Provided information:
○ ○ ○

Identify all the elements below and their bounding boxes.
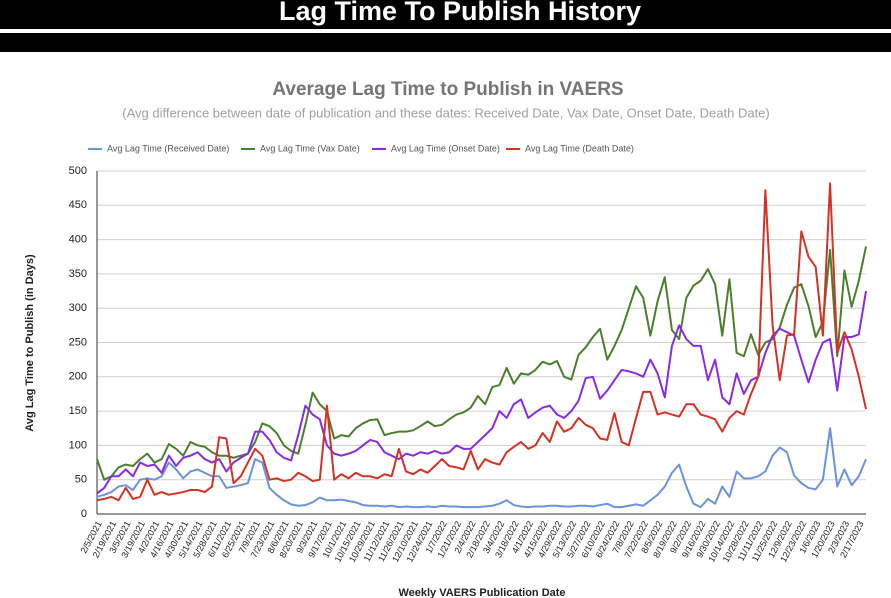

○ ○ ○

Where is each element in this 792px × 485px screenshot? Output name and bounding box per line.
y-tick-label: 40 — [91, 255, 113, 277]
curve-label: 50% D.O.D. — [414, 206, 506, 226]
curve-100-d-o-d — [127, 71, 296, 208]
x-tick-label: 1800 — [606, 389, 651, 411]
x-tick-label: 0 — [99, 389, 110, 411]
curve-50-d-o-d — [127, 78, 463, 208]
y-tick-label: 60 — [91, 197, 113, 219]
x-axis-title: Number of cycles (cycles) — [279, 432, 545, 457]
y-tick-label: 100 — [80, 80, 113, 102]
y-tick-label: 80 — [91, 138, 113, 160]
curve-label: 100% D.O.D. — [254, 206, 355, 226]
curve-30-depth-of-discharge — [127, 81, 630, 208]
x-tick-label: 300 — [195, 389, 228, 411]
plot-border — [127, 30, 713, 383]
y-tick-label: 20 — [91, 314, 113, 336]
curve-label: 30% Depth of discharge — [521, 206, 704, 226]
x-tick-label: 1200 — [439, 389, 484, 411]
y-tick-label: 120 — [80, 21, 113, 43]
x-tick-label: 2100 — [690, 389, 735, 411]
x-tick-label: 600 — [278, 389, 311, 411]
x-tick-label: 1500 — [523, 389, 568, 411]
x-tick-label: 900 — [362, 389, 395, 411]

○ ○ ○

Exercise task:
In the material, from the line containing "Where is each" up to and including the line containing "y-tick-label: 20 — [91, 314, 113, 336]", swap "plot-border" for "chart-frame" and keep everything else unchanged.

Task solution:
Where is each element in this 792px × 485px screenshot? Output name and bounding box per line.
y-tick-label: 40 — [91, 255, 113, 277]
curve-label: 50% D.O.D. — [414, 206, 506, 226]
curve-100-d-o-d — [127, 71, 296, 208]
x-tick-label: 1800 — [606, 389, 651, 411]
x-tick-label: 0 — [99, 389, 110, 411]
curve-50-d-o-d — [127, 78, 463, 208]
y-tick-label: 60 — [91, 197, 113, 219]
x-axis-title: Number of cycles (cycles) — [279, 432, 545, 457]
y-tick-label: 100 — [80, 80, 113, 102]
y-tick-label: 80 — [91, 138, 113, 160]
curve-label: 100% D.O.D. — [254, 206, 355, 226]
curve-30-depth-of-discharge — [127, 81, 630, 208]
x-tick-label: 300 — [195, 389, 228, 411]
chart-frame — [127, 30, 713, 383]
y-tick-label: 20 — [91, 314, 113, 336]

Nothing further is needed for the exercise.